> **EXERCISE INSTRUCTIONS**:
Copy every line below word for word, leaving out any pictures.
**** DATA EXTRACT
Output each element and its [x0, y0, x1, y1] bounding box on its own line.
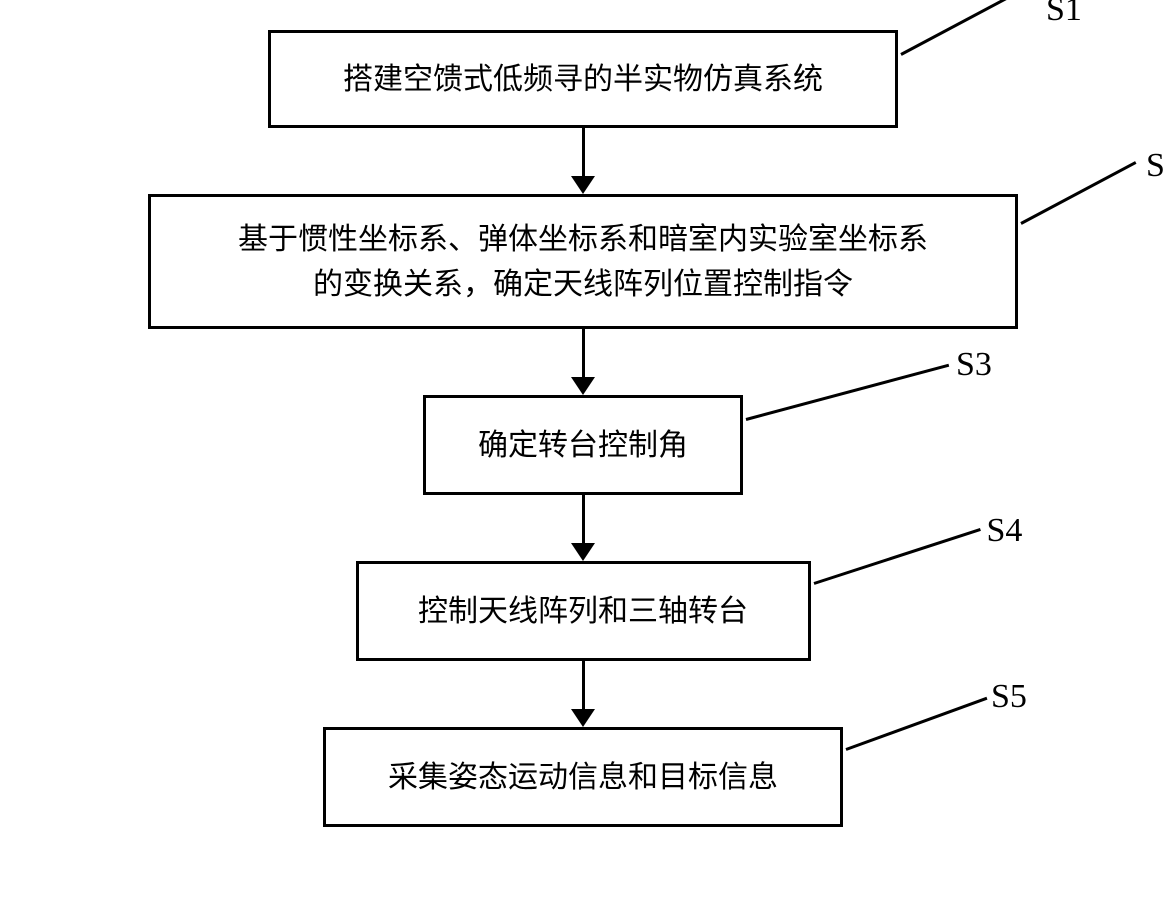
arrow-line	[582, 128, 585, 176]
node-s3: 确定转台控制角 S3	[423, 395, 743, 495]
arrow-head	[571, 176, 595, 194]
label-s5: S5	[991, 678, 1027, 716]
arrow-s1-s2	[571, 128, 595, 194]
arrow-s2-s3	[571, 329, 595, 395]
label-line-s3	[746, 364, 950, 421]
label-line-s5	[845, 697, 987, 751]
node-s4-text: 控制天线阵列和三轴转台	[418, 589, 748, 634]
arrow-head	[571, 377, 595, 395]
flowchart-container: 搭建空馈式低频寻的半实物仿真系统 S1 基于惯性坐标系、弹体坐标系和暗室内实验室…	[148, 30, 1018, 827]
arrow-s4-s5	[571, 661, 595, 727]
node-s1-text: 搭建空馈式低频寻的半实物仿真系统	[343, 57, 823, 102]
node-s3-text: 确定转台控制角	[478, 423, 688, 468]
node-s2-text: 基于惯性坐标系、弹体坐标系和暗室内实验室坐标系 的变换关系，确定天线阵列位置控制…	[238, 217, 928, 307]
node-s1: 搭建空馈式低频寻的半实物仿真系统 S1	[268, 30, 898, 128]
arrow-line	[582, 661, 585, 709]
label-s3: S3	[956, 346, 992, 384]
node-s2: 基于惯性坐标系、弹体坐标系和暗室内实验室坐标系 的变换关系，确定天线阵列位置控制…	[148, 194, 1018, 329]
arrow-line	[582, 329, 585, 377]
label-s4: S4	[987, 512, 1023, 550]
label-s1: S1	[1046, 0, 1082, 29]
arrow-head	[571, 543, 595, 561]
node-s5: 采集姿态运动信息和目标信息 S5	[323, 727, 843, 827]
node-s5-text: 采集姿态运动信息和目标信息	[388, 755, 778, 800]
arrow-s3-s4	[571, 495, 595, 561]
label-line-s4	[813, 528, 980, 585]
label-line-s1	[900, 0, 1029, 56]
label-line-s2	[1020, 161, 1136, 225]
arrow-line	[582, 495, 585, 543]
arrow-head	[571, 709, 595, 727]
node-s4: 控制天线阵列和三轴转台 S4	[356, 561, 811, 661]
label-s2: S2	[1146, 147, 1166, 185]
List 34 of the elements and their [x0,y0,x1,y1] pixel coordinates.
********
> **RESULT FOR THIS EXERCISE**:
Output each element and its [x0, y0, x1, y1] bounding box on its own line.
arrow-line	[582, 128, 585, 176]
node-s3: 确定转台控制角 S3	[423, 395, 743, 495]
arrow-head	[571, 176, 595, 194]
label-s5: S5	[991, 678, 1027, 716]
arrow-s1-s2	[571, 128, 595, 194]
arrow-s2-s3	[571, 329, 595, 395]
label-line-s3	[746, 364, 950, 421]
label-line-s5	[845, 697, 987, 751]
node-s4-text: 控制天线阵列和三轴转台	[418, 589, 748, 634]
arrow-head	[571, 377, 595, 395]
flowchart-container: 搭建空馈式低频寻的半实物仿真系统 S1 基于惯性坐标系、弹体坐标系和暗室内实验室…	[148, 30, 1018, 827]
arrow-s4-s5	[571, 661, 595, 727]
node-s1-text: 搭建空馈式低频寻的半实物仿真系统	[343, 57, 823, 102]
node-s3-text: 确定转台控制角	[478, 423, 688, 468]
node-s2-text: 基于惯性坐标系、弹体坐标系和暗室内实验室坐标系 的变换关系，确定天线阵列位置控制…	[238, 217, 928, 307]
node-s1: 搭建空馈式低频寻的半实物仿真系统 S1	[268, 30, 898, 128]
arrow-line	[582, 661, 585, 709]
label-s3: S3	[956, 346, 992, 384]
node-s2: 基于惯性坐标系、弹体坐标系和暗室内实验室坐标系 的变换关系，确定天线阵列位置控制…	[148, 194, 1018, 329]
arrow-line	[582, 329, 585, 377]
label-s4: S4	[987, 512, 1023, 550]
label-s1: S1	[1046, 0, 1082, 29]
arrow-head	[571, 543, 595, 561]
node-s5: 采集姿态运动信息和目标信息 S5	[323, 727, 843, 827]
node-s5-text: 采集姿态运动信息和目标信息	[388, 755, 778, 800]
arrow-s3-s4	[571, 495, 595, 561]
label-line-s4	[813, 528, 980, 585]
label-line-s1	[900, 0, 1029, 56]
label-line-s2	[1020, 161, 1136, 225]
arrow-line	[582, 495, 585, 543]
arrow-head	[571, 709, 595, 727]
node-s4: 控制天线阵列和三轴转台 S4	[356, 561, 811, 661]
label-s2: S2	[1146, 147, 1166, 185]
List 34 of the elements and their [x0,y0,x1,y1] pixel coordinates.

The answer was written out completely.